What the task asks: Gather all lines from the material that contain the word "JSON".

Figure dataset records:
-=-=-

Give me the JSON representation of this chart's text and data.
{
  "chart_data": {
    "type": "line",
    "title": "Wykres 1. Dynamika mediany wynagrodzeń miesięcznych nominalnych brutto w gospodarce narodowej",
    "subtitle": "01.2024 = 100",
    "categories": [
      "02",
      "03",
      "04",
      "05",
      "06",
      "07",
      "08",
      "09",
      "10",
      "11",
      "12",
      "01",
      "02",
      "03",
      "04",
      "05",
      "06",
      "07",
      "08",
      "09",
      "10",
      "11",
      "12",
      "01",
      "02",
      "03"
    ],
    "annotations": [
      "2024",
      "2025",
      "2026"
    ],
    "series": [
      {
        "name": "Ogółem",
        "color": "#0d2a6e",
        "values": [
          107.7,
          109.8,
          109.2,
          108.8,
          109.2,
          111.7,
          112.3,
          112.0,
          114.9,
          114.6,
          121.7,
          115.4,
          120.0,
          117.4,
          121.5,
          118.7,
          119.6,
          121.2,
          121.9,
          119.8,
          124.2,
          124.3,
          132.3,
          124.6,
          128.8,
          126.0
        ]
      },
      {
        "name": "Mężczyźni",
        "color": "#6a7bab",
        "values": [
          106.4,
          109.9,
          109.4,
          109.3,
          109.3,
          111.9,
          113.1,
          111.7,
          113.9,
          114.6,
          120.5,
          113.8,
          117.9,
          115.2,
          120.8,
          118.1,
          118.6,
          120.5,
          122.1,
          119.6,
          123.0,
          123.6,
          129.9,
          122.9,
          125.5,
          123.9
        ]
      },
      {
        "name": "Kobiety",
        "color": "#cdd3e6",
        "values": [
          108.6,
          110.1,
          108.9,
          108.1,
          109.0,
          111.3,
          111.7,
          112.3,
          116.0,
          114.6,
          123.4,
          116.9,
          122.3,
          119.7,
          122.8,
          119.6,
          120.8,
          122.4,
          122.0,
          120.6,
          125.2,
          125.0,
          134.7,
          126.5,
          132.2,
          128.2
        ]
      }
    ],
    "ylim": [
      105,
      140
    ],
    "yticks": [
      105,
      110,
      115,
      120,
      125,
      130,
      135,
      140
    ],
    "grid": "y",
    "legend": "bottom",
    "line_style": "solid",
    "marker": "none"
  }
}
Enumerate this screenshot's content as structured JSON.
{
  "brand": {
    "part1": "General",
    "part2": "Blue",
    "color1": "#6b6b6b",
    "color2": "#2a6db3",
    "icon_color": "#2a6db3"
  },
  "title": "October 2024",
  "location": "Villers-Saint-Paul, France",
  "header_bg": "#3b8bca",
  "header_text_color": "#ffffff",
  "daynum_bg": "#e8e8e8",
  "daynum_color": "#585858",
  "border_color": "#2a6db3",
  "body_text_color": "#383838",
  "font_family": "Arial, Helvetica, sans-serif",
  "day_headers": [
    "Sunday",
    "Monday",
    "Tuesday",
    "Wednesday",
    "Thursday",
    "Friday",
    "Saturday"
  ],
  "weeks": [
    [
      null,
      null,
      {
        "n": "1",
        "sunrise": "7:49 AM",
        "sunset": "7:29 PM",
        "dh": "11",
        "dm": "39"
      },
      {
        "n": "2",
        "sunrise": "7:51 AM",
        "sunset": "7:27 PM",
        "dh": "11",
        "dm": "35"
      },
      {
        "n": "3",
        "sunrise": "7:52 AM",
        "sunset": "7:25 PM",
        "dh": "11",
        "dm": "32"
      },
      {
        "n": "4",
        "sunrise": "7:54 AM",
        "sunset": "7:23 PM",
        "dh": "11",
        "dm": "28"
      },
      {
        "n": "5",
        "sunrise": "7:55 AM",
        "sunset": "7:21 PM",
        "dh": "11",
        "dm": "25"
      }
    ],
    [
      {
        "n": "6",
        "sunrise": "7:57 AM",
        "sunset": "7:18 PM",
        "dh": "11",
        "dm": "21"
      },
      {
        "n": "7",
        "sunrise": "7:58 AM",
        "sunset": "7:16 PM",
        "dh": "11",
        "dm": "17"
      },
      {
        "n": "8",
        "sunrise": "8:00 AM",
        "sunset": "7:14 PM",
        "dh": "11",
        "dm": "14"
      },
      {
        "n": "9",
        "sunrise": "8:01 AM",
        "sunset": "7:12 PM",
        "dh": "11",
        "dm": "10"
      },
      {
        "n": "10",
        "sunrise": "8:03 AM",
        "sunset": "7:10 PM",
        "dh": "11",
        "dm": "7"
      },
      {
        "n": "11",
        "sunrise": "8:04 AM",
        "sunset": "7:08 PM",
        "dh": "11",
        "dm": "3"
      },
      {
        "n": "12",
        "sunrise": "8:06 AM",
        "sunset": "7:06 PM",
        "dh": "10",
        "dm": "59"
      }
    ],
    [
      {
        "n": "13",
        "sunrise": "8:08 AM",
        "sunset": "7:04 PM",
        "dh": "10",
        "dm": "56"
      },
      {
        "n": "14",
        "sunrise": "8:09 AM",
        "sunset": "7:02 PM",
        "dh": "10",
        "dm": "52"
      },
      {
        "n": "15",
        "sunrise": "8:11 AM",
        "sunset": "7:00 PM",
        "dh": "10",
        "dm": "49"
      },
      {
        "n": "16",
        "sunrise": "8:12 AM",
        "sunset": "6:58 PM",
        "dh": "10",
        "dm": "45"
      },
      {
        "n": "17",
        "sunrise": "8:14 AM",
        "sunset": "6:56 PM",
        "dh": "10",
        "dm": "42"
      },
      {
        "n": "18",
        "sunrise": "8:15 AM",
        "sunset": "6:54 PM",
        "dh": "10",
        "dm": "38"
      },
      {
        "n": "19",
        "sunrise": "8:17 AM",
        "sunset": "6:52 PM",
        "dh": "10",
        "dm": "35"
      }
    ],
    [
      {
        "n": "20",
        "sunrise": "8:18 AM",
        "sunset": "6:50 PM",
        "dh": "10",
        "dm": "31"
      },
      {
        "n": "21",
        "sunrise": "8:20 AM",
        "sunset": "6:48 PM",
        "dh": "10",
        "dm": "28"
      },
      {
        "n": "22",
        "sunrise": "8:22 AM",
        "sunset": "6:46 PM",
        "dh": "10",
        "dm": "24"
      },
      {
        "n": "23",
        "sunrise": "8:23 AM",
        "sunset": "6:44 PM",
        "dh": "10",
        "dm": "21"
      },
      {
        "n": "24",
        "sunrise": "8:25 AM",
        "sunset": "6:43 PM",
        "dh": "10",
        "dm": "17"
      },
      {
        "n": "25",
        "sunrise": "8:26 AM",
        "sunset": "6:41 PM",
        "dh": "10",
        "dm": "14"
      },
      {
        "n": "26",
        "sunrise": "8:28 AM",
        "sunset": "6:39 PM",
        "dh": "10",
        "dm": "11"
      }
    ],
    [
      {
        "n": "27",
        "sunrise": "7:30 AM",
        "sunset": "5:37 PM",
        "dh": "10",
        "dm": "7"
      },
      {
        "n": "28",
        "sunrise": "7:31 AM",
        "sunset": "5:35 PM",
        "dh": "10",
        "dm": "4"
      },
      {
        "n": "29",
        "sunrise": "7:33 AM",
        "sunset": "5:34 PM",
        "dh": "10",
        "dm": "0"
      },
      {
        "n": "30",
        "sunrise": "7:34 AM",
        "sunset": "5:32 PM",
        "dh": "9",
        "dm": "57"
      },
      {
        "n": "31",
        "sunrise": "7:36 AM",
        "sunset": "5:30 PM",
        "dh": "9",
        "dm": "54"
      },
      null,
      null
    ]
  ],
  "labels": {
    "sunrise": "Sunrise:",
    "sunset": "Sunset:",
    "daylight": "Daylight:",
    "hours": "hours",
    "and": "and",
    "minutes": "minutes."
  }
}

-=-=-

Response below:
Give me the JSON representation of this chart's text and data.
Enumerate this screenshot's content as structured JSON.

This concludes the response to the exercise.